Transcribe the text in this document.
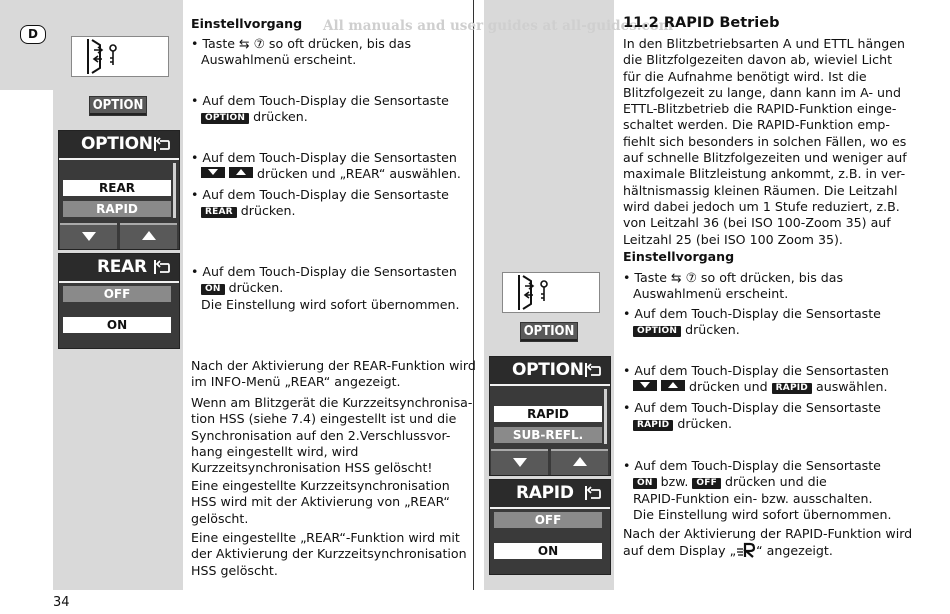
D	All manuals and user guides at all-guides.com
OPTION
OPTION
REAR
RAPID
REAR
OFF
ON
Einstellvorgang
• Taste ⇆ ⑦ so oft drücken, bis das
Auswahlmenü erscheint.
• Auf dem Touch-Display die Sensortaste
OPTION drücken.
• Auf dem Touch-Display die Sensortasten
drücken und „REAR“ auswählen.
• Auf dem Touch-Display die Sensortaste
REAR drücken.
• Auf dem Touch-Display die Sensortasten
ON drücken.
Die Einstellung wird sofort übernommen.
Nach der Aktivierung der REAR-Funktion wird
im INFO-Menü „REAR“ angezeigt.
Wenn am Blitzgerät die Kurzzeitsynchronisa-
tion HSS (siehe 7.4) eingestellt ist und die
Synchronisation auf den 2.Verschlussvor-
hang eingestellt wird, wird
Kurzzeitsynchronisation HSS gelöscht!
Eine eingestellte Kurzzeitsynchronisation
HSS wird mit der Aktivierung von „REAR“
gelöscht.
Eine eingestellte „REAR“-Funktion wird mit
der Aktivierung der Kurzzeitsynchronisation
HSS gelöscht.
OPTION
OPTION
RAPID
SUB-REFL.
RAPID
OFF
ON
11.2 RAPID Betrieb
In den Blitzbetriebsarten A und ETTL hängen
die Blitzfolgezeiten davon ab, wieviel Licht
für die Aufnahme benötigt wird. Ist die
Blitzfolgezeit zu lange, dann kann im A- und
ETTL-Blitzbetrieb die RAPID-Funktion einge-
schaltet werden. Die RAPID-Funktion emp-
fiehlt sich besonders in solchen Fällen, wo es
auf schnelle Blitzfolgezeiten und weniger auf
maximale Blitzleistung ankommt, z.B. in ver-
hältnismassig kleinen Räumen. Die Leitzahl
wird dabei jedoch um 1 Stufe reduziert, z.B.
von Leitzahl 36 (bei ISO 100-Zoom 35) auf
Leitzahl 25 (bei ISO 100 Zoom 35).
Einstellvorgang
• Taste ⇆ ⑦ so oft drücken, bis das
Auswahlmenü erscheint.
• Auf dem Touch-Display die Sensortaste
OPTION drücken.
• Auf dem Touch-Display die Sensortasten
drücken und RAPID auswählen.
• Auf dem Touch-Display die Sensortaste
RAPID drücken.
• Auf dem Touch-Display die Sensortaste
ON bzw. OFF drücken und die
RAPID-Funktion ein- bzw. ausschalten.
Die Einstellung wird sofort übernommen.
Nach der Aktivierung der RAPID-Funktion wird
auf dem Display „ “ angezeigt.
34
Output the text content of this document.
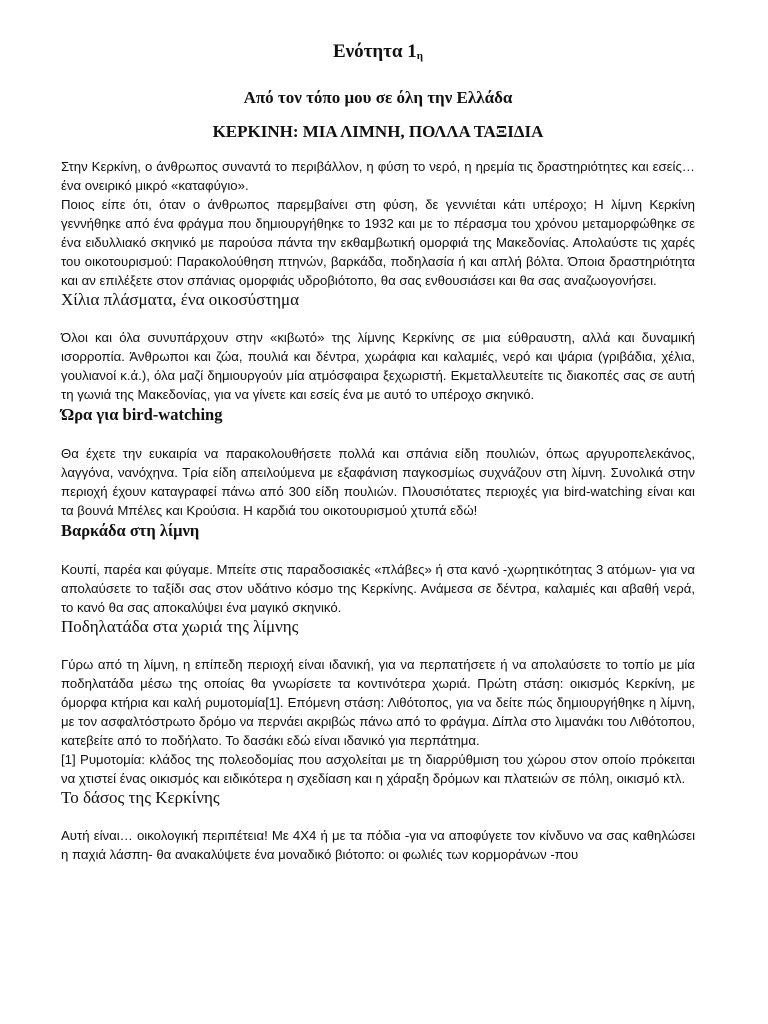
Ενότητα $1_\eta$
Από τον τόπο μου σε όλη την Ελλάδα
ΚΕΡΚΙΝΗ: ΜΙΑ ΛΙΜΝΗ, ΠΟΛΛΑ ΤΑΞΙΔΙΑ

Στην Κερκίνη, ο άνθρωπος συναντά το περιβάλλον, η φύση το νερό, η ηρεμία τις δραστηριότητες και εσείς… ένα ονειρικό μικρό «καταφύγιο».

Ποιος είπε ότι, όταν ο άνθρωπος παρεμβαίνει στη φύση, δε γεννιέται κάτι υπέροχο; Η λίμνη Κερκίνη γεννήθηκε από ένα φράγμα που δημιουργήθηκε το 1932 και με το πέρασμα του χρόνου μεταμορφώθηκε σε ένα ειδυλλιακό σκηνικό με παρούσα πάντα την εκθαμβωτική ομορφιά της Μακεδονίας. Απολαύστε τις χαρές του οικοτουρισμού: Παρακολούθηση πτηνών, βαρκάδα, ποδηλασία ή και απλή βόλτα. Όποια δραστηριότητα και αν επιλέξετε στον σπάνιας ομορφιάς υδροβιότοπο, θα σας ενθουσιάσει και θα σας αναζωογονήσει.

Χίλια πλάσματα, ένα οικοσύστημα

Όλοι και όλα συνυπάρχουν στην «κιβωτό» της λίμνης Κερκίνης σε μια εύθραυστη, αλλά και δυναμική ισορροπία. Άνθρωποι και ζώα, πουλιά και δέντρα, χωράφια και καλαμιές, νερό και ψάρια (γριβάδια, χέλια, γουλιανοί κ.ά.), όλα μαζί δημιουργούν μία ατμόσφαιρα ξεχωριστή. Εκμεταλλευτείτε τις διακοπές σας σε αυτή τη γωνιά της Μακεδονίας, για να γίνετε και εσείς ένα με αυτό το υπέροχο σκηνικό.

Ώρα για bird-watching

Θα έχετε την ευκαιρία να παρακολουθήσετε πολλά και σπάνια είδη πουλιών, όπως αργυροπελεκάνος, λαγγόνα, νανόχηνα. Τρία είδη απειλούμενα με εξαφάνιση παγκοσμίως συχνάζουν στη λίμνη. Συνολικά στην περιοχή έχουν καταγραφεί πάνω από 300 είδη πουλιών. Πλουσιότατες περιοχές για bird-watching είναι και τα βουνά Μπέλες και Κρούσια. Η καρδιά του οικοτουρισμού χτυπά εδώ!

Βαρκάδα στη λίμνη

Κουπί, παρέα και φύγαμε. Μπείτε στις παραδοσιακές «πλάβες» ή στα κανό -χωρητικότητας 3 ατόμων- για να απολαύσετε το ταξίδι σας στον υδάτινο κόσμο της Κερκίνης. Ανάμεσα σε δέντρα, καλαμιές και αβαθή νερά, το κανό θα σας αποκαλύψει ένα μαγικό σκηνικό.

Ποδηλατάδα στα χωριά της λίμνης

Γύρω από τη λίμνη, η επίπεδη περιοχή είναι ιδανική, για να περπατήσετε ή να απολαύσετε το τοπίο με μία ποδηλατάδα μέσω της οποίας θα γνωρίσετε τα κοντινότερα χωριά. Πρώτη στάση: οικισμός Κερκίνη, με όμορφα κτήρια και καλή ρυμοτομία[1]. Επόμενη στάση: Λιθότοπος, για να δείτε πώς δημιουργήθηκε η λίμνη, με τον ασφαλτόστρωτο δρόμο να περνάει ακριβώς πάνω από το φράγμα. Δίπλα στο λιμανάκι του Λιθότοπου, κατεβείτε από το ποδήλατο. Το δασάκι εδώ είναι ιδανικό για περπάτημα.

[1] Ρυμοτομία: κλάδος της πολεοδομίας που ασχολείται με τη διαρρύθμιση του χώρου στον οποίο πρόκειται να χτιστεί ένας οικισμός και ειδικότερα η σχεδίαση και η χάραξη δρόμων και πλατειών σε πόλη, οικισμό κτλ.

Το δάσος της Κερκίνης

Αυτή είναι… οικολογική περιπέτεια! Με 4Χ4 ή με τα πόδια -για να αποφύγετε τον κίνδυνο να σας καθηλώσει η παχιά λάσπη- θα ανακαλύψετε ένα μοναδικό βιότοπο: οι φωλιές των κορμοράνων -που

Problem requirements: Set out every line from the material that contains the string "δέντρα".

Correct answer:
Όλοι και όλα συνυπάρχουν στην «κιβωτό» της λίμνης Κερκίνης σε μια εύθραυστη, αλλά και δυναμική ισορροπία. Άνθρωποι και ζώα, πουλιά και δέντρα, χωράφια και καλαμιές, νερό και ψάρια (γριβάδια, χέλια, γουλιανοί κ.ά.), όλα μαζί δημιουργούν μία ατμόσφαιρα ξεχωριστή. Εκμεταλλευτείτε τις διακοπές σας σε αυτή τη γωνιά της Μακεδονίας, για να γίνετε και εσείς ένα με αυτό το υπέροχο σκηνικό.
Κουπί, παρέα και φύγαμε. Μπείτε στις παραδοσιακές «πλάβες» ή στα κανό -χωρητικότητας 3 ατόμων- για να απολαύσετε το ταξίδι σας στον υδάτινο κόσμο της Κερκίνης. Ανάμεσα σε δέντρα, καλαμιές και αβαθή νερά, το κανό θα σας αποκαλύψει ένα μαγικό σκηνικό.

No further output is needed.